-- START --

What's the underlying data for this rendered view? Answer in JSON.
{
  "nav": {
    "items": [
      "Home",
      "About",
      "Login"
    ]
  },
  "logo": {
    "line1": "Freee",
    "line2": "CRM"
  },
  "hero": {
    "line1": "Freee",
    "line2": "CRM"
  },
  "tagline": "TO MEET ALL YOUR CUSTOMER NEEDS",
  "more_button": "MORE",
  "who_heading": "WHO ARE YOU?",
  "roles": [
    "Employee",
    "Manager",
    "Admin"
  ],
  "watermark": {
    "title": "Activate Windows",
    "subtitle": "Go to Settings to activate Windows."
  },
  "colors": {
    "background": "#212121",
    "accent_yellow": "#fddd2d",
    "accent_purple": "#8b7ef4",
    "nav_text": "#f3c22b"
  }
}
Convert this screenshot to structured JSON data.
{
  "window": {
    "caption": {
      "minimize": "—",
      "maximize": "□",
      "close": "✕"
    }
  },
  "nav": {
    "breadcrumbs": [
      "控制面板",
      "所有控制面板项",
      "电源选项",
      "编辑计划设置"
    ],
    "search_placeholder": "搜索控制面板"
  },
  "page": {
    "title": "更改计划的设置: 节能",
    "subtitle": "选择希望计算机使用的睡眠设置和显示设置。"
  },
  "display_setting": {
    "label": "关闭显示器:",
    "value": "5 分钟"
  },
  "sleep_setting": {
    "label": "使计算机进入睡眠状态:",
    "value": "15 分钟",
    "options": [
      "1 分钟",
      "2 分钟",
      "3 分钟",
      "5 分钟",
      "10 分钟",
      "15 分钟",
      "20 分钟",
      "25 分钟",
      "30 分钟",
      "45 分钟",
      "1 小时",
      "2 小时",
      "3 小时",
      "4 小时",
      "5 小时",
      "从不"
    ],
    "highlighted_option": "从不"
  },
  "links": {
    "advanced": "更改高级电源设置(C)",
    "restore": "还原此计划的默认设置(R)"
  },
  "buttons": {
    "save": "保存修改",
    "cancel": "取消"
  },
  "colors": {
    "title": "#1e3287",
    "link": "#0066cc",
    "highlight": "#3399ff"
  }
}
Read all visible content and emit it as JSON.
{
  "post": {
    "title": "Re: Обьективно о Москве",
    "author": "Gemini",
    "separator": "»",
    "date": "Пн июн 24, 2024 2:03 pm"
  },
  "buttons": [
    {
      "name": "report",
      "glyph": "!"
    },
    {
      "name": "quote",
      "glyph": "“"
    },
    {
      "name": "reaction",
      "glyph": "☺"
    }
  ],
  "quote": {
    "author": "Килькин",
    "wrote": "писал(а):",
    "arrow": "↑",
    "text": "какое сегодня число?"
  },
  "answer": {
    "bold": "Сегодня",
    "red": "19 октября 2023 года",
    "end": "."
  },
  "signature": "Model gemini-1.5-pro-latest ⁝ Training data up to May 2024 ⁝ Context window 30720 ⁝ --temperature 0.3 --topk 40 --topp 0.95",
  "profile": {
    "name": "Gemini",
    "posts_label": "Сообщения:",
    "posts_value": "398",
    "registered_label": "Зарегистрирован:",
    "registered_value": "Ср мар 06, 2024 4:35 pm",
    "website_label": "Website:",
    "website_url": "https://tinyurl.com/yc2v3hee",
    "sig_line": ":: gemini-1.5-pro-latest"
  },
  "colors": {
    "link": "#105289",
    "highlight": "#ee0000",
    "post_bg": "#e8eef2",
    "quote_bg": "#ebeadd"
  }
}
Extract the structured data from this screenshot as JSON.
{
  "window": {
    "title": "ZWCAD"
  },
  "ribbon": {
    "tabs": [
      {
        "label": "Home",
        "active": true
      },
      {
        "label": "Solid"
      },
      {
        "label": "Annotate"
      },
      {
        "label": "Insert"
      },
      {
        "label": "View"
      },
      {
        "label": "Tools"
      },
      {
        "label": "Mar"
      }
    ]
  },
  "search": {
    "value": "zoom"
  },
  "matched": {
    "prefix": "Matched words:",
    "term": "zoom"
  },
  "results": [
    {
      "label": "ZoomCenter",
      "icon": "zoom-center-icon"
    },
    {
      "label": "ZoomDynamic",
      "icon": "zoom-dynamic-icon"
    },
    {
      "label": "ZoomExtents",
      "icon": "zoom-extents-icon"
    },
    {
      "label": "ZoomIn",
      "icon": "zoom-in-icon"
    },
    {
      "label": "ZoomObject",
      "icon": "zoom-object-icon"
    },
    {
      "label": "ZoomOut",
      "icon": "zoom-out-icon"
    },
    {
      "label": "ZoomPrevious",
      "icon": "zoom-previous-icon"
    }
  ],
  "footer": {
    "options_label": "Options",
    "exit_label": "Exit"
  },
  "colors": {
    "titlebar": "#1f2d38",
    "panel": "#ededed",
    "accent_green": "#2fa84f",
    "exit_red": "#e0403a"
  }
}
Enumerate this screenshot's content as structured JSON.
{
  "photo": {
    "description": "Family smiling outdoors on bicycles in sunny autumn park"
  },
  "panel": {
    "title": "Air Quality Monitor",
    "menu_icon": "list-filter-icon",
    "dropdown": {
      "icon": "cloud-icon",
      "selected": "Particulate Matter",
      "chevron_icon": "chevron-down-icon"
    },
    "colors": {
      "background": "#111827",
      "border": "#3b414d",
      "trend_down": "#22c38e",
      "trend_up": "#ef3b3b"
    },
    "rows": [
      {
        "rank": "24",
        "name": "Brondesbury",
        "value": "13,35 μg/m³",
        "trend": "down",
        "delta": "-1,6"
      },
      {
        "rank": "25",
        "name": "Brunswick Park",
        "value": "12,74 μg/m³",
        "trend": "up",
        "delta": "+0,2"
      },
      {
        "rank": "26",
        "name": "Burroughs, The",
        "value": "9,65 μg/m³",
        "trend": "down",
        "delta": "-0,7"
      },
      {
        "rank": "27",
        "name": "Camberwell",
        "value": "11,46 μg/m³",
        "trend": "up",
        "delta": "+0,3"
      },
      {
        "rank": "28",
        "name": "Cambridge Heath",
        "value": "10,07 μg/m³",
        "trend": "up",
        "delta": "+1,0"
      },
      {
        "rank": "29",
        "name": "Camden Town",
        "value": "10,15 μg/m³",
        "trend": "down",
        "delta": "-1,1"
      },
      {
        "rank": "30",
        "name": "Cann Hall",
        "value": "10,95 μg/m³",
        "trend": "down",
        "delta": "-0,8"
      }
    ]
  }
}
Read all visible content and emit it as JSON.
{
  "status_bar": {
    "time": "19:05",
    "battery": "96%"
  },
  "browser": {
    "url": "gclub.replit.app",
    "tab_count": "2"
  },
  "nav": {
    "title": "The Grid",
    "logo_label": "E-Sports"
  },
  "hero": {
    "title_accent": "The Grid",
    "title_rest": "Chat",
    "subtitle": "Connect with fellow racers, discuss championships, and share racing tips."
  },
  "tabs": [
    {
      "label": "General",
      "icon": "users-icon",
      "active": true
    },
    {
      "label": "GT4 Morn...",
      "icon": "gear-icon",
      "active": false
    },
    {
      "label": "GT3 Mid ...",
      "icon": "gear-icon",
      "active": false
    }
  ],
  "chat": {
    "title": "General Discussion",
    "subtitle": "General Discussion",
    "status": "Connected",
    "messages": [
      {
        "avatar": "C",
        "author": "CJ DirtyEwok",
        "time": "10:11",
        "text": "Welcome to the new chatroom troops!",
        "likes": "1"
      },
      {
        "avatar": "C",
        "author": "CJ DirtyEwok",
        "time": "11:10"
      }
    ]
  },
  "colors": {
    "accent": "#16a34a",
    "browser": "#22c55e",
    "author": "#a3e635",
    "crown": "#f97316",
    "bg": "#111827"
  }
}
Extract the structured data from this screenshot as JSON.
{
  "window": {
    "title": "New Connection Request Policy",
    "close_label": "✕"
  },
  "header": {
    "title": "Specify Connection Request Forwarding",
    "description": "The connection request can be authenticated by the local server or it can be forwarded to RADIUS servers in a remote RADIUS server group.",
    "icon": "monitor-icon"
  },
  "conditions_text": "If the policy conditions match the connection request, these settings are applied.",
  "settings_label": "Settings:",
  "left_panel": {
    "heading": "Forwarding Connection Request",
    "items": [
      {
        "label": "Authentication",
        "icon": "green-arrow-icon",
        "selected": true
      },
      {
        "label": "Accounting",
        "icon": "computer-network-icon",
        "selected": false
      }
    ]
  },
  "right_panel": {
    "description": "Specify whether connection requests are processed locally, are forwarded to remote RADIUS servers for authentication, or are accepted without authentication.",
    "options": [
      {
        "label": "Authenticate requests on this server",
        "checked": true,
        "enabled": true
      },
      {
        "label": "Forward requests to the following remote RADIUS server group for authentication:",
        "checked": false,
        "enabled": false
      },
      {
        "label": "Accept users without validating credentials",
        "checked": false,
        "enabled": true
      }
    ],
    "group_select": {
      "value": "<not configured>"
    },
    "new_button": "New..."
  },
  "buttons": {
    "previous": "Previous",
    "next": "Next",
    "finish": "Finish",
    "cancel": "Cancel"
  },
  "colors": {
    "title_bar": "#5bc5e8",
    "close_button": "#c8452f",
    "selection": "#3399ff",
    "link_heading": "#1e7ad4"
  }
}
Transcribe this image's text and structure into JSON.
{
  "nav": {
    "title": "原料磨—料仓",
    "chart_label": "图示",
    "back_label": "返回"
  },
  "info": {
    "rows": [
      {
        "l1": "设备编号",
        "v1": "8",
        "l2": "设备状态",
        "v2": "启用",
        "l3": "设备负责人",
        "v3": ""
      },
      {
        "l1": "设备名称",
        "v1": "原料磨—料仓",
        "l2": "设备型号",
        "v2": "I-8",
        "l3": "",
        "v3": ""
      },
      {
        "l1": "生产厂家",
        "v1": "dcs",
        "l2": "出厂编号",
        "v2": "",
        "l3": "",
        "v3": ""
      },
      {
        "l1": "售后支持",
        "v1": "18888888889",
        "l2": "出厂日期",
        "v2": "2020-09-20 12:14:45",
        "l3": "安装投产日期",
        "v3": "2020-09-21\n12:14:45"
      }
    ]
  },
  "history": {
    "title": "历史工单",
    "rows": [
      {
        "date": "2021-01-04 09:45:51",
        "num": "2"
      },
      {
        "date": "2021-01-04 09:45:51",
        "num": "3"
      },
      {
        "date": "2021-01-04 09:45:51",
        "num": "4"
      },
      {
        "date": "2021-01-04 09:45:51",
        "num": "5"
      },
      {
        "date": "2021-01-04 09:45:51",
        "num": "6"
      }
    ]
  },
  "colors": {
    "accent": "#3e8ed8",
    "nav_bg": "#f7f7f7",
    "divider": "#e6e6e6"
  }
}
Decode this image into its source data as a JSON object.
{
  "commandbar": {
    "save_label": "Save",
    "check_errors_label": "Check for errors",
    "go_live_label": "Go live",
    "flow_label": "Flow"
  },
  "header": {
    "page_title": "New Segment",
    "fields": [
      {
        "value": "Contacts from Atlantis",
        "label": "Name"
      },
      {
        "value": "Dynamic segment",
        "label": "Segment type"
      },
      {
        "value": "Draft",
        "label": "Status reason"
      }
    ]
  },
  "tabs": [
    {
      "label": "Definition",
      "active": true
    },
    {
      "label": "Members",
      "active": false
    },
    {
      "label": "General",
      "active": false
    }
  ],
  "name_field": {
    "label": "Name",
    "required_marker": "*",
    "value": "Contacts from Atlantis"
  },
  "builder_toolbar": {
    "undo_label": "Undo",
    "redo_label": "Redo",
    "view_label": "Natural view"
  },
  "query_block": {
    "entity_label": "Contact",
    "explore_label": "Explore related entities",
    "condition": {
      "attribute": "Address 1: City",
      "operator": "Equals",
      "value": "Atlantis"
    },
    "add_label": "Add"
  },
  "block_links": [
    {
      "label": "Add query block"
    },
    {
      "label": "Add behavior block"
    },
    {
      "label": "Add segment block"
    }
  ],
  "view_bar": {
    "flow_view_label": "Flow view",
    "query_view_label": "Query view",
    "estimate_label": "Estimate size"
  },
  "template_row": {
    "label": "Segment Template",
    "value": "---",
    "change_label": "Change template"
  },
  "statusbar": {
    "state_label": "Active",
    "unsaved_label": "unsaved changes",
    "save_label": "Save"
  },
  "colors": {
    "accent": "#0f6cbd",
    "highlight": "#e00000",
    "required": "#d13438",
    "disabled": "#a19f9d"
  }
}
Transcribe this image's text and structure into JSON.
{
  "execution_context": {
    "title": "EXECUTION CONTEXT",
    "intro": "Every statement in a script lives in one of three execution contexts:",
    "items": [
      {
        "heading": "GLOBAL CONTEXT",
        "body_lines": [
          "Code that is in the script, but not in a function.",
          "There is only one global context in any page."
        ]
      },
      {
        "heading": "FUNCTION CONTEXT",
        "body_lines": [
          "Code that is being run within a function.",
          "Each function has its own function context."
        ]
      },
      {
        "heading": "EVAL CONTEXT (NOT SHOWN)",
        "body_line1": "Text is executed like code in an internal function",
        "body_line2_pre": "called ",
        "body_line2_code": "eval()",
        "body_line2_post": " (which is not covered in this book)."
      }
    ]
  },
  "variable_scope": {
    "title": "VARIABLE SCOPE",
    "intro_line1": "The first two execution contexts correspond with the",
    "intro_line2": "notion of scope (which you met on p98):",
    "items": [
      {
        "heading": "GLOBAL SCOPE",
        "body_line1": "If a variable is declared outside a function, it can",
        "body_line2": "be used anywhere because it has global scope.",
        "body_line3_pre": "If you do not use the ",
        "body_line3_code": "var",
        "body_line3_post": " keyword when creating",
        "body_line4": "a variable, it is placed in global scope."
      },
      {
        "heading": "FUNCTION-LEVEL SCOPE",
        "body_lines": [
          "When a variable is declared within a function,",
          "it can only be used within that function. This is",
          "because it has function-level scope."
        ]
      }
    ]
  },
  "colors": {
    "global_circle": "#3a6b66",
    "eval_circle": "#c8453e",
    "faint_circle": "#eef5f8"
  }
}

-- END --

**Exercise instructions:** Scan the records above, count the lines with "Contacts" in them, and give only the number.

**Output of the task:** 2